What you are asked to do:
Look through the data below and report how many lines include "appendix". Only the number should be given.

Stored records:

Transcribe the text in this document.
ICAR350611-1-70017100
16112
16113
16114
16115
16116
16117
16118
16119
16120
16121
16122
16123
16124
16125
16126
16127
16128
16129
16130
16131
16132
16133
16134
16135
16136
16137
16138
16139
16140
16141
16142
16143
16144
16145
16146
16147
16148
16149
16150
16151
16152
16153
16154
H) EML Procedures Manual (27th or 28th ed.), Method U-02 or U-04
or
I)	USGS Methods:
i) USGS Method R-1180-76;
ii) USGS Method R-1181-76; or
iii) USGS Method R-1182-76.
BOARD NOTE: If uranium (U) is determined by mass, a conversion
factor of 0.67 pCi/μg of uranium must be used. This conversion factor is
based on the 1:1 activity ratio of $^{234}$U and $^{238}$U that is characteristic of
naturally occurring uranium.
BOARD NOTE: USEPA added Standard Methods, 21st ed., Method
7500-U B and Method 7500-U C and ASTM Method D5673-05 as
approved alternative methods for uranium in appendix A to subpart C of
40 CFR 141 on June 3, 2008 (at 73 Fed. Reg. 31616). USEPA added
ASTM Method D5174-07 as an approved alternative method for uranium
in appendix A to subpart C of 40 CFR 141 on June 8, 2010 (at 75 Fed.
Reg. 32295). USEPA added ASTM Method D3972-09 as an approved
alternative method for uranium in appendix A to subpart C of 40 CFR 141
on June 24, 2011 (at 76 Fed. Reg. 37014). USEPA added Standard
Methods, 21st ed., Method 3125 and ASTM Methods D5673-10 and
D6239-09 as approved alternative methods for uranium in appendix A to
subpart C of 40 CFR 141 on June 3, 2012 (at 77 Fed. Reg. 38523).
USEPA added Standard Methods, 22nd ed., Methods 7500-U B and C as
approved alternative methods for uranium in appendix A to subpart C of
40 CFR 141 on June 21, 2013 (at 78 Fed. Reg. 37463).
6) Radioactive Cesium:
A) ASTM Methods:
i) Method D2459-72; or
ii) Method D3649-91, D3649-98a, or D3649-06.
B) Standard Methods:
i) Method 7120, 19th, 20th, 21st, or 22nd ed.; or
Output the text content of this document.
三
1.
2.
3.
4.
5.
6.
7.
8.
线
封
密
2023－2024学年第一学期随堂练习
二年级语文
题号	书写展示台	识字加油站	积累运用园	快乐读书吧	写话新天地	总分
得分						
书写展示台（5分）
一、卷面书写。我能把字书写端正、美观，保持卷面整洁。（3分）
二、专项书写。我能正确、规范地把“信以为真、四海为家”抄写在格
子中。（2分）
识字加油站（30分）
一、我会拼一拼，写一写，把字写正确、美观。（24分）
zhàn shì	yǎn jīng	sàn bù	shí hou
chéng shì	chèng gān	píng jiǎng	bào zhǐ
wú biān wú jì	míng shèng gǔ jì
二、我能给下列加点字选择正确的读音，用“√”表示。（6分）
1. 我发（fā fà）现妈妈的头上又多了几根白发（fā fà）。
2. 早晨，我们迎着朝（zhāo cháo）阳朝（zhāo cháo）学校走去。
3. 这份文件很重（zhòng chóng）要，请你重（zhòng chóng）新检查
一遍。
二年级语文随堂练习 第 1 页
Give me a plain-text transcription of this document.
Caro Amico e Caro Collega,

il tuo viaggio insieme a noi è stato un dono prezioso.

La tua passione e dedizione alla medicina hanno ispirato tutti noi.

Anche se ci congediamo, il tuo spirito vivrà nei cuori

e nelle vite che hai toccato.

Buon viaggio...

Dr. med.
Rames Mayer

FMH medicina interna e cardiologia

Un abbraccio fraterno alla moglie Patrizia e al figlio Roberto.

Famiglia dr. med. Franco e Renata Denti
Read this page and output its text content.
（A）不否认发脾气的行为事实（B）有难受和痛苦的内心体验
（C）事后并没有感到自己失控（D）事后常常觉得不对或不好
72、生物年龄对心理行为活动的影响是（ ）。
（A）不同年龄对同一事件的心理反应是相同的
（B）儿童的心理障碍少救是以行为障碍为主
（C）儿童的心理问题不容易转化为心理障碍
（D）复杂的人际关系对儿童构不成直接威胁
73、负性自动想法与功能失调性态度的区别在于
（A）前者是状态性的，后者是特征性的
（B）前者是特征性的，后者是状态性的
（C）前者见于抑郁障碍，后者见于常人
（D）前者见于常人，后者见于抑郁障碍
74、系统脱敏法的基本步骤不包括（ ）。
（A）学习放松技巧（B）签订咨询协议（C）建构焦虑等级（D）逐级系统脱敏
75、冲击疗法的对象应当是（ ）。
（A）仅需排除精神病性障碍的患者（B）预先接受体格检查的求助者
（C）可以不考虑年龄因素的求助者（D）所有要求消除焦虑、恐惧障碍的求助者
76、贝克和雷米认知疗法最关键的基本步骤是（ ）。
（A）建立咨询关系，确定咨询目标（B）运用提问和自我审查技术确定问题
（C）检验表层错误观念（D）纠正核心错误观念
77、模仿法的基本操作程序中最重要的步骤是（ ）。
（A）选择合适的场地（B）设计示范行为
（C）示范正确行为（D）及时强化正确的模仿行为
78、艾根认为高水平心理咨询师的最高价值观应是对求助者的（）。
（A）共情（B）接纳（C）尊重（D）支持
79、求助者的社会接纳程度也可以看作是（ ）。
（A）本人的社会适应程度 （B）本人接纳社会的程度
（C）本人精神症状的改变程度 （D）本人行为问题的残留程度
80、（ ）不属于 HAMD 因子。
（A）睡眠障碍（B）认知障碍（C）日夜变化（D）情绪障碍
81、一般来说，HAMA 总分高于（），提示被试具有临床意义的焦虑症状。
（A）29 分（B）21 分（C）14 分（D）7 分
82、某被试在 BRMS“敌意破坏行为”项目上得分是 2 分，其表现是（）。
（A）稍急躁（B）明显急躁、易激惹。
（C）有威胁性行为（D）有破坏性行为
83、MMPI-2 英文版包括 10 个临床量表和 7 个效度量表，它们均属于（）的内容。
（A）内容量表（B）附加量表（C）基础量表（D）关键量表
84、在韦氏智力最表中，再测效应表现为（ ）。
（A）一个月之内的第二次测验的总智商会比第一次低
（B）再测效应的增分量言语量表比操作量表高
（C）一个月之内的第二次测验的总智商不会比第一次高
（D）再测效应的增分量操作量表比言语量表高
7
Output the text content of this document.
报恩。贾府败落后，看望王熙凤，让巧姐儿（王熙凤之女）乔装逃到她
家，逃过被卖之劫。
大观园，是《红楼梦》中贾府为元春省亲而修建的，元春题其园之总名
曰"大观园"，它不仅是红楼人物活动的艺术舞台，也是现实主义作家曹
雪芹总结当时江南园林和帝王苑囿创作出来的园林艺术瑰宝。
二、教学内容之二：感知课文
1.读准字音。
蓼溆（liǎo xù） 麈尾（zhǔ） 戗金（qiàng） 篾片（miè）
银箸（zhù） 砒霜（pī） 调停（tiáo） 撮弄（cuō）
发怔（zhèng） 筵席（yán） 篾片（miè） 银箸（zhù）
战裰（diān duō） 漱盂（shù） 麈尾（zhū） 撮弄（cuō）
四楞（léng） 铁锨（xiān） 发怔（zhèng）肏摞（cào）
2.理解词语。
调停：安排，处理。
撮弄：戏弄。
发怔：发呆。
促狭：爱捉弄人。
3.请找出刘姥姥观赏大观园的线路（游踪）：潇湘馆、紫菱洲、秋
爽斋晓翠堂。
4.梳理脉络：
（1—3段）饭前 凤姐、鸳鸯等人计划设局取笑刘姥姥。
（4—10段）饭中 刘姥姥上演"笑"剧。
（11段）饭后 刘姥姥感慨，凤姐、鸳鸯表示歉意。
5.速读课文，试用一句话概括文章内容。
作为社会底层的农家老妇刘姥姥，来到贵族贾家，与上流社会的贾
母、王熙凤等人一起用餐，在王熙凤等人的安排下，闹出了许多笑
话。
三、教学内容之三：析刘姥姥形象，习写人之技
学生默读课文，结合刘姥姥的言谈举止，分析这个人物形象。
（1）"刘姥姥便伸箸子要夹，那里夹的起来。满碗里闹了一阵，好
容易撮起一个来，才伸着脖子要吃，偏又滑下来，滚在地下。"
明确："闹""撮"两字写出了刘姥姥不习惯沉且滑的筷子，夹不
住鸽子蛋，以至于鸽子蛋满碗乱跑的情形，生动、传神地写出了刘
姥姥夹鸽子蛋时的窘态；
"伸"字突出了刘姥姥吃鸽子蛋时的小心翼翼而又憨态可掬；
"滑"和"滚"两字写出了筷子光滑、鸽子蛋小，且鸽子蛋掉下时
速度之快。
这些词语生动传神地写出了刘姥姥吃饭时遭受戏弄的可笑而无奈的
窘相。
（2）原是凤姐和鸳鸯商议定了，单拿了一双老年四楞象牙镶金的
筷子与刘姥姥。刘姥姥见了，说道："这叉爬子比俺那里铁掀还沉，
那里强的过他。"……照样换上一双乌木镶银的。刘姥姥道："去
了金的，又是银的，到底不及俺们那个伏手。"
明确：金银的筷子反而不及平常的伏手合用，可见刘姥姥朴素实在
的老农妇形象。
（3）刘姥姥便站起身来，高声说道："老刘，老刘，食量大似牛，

Final result:
5